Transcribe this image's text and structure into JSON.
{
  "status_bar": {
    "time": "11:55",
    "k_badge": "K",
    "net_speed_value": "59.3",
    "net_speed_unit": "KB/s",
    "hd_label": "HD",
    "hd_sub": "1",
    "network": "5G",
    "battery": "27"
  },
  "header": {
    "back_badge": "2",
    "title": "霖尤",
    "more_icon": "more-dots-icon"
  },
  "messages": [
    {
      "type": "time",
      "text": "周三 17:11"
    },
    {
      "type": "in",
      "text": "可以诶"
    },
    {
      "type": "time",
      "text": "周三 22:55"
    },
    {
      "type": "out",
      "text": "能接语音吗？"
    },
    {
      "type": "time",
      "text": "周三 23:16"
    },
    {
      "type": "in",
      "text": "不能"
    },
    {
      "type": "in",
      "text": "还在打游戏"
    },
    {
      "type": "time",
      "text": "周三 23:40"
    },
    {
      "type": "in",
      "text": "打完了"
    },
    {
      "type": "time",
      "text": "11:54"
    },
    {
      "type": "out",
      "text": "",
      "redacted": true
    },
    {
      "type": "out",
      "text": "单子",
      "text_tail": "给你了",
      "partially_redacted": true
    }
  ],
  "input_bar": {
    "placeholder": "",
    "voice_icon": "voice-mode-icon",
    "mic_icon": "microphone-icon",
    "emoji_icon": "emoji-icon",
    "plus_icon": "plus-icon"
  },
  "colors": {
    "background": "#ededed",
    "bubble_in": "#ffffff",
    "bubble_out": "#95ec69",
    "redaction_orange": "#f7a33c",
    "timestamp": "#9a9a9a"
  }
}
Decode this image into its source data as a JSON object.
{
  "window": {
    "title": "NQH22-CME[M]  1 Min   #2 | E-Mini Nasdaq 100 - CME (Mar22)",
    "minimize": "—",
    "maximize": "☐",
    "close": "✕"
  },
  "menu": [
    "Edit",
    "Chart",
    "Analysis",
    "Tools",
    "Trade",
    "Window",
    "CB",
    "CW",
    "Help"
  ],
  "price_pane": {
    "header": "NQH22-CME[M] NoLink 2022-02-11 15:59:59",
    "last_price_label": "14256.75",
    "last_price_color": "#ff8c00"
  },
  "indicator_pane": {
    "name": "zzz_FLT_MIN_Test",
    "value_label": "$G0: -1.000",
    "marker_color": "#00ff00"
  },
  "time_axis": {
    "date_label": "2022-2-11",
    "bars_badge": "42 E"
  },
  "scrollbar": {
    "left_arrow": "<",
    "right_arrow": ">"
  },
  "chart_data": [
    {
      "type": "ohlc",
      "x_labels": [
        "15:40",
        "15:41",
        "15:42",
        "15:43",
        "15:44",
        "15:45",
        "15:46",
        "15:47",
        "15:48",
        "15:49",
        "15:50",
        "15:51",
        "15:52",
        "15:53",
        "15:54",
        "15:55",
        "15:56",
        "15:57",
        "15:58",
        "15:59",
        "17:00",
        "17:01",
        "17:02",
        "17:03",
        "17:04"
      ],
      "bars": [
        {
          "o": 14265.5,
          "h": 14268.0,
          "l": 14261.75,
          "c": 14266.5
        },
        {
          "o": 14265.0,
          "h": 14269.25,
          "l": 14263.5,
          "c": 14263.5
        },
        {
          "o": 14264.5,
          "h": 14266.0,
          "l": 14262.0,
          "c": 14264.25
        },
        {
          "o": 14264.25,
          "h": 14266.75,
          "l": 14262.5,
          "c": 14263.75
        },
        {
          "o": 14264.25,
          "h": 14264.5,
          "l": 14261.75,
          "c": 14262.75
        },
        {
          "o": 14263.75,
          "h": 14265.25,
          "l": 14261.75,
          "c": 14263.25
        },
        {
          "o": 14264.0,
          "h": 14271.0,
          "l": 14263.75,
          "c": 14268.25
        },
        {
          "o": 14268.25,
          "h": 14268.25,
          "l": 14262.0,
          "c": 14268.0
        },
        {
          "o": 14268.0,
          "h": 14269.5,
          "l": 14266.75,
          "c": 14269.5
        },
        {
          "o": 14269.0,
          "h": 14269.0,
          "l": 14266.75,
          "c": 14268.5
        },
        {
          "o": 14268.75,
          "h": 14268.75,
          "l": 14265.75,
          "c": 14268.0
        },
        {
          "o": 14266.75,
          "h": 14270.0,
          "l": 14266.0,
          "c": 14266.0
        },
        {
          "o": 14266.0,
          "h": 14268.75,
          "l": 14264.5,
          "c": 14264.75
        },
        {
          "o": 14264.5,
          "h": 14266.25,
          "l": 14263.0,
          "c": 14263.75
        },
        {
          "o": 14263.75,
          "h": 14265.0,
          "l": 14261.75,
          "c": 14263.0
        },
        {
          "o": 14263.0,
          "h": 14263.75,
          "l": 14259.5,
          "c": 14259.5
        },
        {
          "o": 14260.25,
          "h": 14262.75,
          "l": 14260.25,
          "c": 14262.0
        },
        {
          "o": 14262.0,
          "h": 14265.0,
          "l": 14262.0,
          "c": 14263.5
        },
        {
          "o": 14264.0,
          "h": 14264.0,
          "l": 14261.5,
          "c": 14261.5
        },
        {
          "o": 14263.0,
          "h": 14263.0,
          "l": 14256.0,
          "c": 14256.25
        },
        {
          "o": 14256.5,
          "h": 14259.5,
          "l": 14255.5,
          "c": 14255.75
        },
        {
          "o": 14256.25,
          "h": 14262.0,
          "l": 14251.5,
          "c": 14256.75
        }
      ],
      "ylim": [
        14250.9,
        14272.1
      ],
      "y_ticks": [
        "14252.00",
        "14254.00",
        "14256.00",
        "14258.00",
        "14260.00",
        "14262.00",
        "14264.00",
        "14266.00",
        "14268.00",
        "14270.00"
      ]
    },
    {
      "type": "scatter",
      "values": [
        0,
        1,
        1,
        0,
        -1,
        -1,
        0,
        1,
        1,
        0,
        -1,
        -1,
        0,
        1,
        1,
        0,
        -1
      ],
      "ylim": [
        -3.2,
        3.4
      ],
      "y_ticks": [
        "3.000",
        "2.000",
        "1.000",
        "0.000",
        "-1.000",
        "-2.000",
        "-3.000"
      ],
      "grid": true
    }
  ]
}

◇ ◇ ◇ ◇

■ REQUIREMENTS ■
Search the entries for the word "JSON", then gather every line that has it.

■ RESULT FOR THIS EXERCISE ■
Transcribe this image's text and structure into JSON.
Decode this image into its source data as a JSON object.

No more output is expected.